--- Begin GIVEN ENTRIES ---
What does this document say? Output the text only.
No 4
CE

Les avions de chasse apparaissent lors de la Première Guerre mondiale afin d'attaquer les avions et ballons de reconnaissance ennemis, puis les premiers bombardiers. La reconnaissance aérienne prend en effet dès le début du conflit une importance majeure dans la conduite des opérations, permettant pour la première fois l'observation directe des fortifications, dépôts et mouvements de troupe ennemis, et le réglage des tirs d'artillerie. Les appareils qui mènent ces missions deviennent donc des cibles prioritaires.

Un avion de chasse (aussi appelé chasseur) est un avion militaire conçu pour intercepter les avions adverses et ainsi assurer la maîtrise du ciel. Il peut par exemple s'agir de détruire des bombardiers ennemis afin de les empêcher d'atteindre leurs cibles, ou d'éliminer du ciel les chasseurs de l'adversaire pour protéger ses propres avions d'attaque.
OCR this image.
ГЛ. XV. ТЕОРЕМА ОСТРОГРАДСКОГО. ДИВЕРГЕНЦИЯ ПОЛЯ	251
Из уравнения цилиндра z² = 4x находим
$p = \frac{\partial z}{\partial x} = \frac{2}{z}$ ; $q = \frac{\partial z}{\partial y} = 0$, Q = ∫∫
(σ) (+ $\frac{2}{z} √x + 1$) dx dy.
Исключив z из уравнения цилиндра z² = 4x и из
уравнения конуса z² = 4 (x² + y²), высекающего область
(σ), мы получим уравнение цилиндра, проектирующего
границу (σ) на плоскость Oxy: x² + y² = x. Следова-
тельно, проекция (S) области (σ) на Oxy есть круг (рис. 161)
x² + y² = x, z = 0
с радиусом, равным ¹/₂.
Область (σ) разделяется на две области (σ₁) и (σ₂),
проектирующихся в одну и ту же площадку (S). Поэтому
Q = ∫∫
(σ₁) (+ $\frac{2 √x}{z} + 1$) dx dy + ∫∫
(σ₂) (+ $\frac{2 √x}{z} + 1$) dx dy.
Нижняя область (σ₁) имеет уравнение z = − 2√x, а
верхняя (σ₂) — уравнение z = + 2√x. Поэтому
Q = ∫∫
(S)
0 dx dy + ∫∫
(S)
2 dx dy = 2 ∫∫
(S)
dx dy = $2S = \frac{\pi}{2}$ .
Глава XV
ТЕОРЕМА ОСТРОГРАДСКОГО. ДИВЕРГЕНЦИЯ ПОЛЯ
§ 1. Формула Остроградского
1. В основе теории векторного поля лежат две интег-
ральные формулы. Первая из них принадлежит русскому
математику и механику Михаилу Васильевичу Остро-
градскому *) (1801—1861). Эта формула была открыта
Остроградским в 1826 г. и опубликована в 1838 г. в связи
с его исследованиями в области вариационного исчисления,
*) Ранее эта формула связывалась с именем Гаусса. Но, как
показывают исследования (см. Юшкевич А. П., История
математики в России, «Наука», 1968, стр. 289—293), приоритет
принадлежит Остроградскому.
--- End GIVEN ENTRIES ---
_WHAT NEEDS TO BE DONE_:
Copy out each record exactly as given, omitting none.

_RESPONSE TO THE TASK_:
What does this document say? Output the text only.
No 4
CE

Les avions de chasse apparaissent lors de la Première Guerre mondiale afin d'attaquer les avions et ballons de reconnaissance ennemis, puis les premiers bombardiers. La reconnaissance aérienne prend en effet dès le début du conflit une importance majeure dans la conduite des opérations, permettant pour la première fois l'observation directe des fortifications, dépôts et mouvements de troupe ennemis, et le réglage des tirs d'artillerie. Les appareils qui mènent ces missions deviennent donc des cibles prioritaires.

Un avion de chasse (aussi appelé chasseur) est un avion militaire conçu pour intercepter les avions adverses et ainsi assurer la maîtrise du ciel. Il peut par exemple s'agir de détruire des bombardiers ennemis afin de les empêcher d'atteindre leurs cibles, ou d'éliminer du ciel les chasseurs de l'adversaire pour protéger ses propres avions d'attaque.
OCR this image.
ГЛ. XV. ТЕОРЕМА ОСТРОГРАДСКОГО. ДИВЕРГЕНЦИЯ ПОЛЯ	251
Из уравнения цилиндра z² = 4x находим
$p = \frac{\partial z}{\partial x} = \frac{2}{z}$ ; $q = \frac{\partial z}{\partial y} = 0$, Q = ∫∫
(σ) (+ $\frac{2}{z} √x + 1$) dx dy.
Исключив z из уравнения цилиндра z² = 4x и из
уравнения конуса z² = 4 (x² + y²), высекающего область
(σ), мы получим уравнение цилиндра, проектирующего
границу (σ) на плоскость Oxy: x² + y² = x. Следова-
тельно, проекция (S) области (σ) на Oxy есть круг (рис. 161)
x² + y² = x, z = 0
с радиусом, равным ¹/₂.
Область (σ) разделяется на две области (σ₁) и (σ₂),
проектирующихся в одну и ту же площадку (S). Поэтому
Q = ∫∫
(σ₁) (+ $\frac{2 √x}{z} + 1$) dx dy + ∫∫
(σ₂) (+ $\frac{2 √x}{z} + 1$) dx dy.
Нижняя область (σ₁) имеет уравнение z = − 2√x, а
верхняя (σ₂) — уравнение z = + 2√x. Поэтому
Q = ∫∫
(S)
0 dx dy + ∫∫
(S)
2 dx dy = 2 ∫∫
(S)
dx dy = $2S = \frac{\pi}{2}$ .
Глава XV
ТЕОРЕМА ОСТРОГРАДСКОГО. ДИВЕРГЕНЦИЯ ПОЛЯ
§ 1. Формула Остроградского
1. В основе теории векторного поля лежат две интег-
ральные формулы. Первая из них принадлежит русскому
математику и механику Михаилу Васильевичу Остро-
градскому *) (1801—1861). Эта формула была открыта
Остроградским в 1826 г. и опубликована в 1838 г. в связи
с его исследованиями в области вариационного исчисления,
*) Ранее эта формула связывалась с именем Гаусса. Но, как
показывают исследования (см. Юшкевич А. П., История
математики в России, «Наука», 1968, стр. 289—293), приоритет
принадлежит Остроградскому.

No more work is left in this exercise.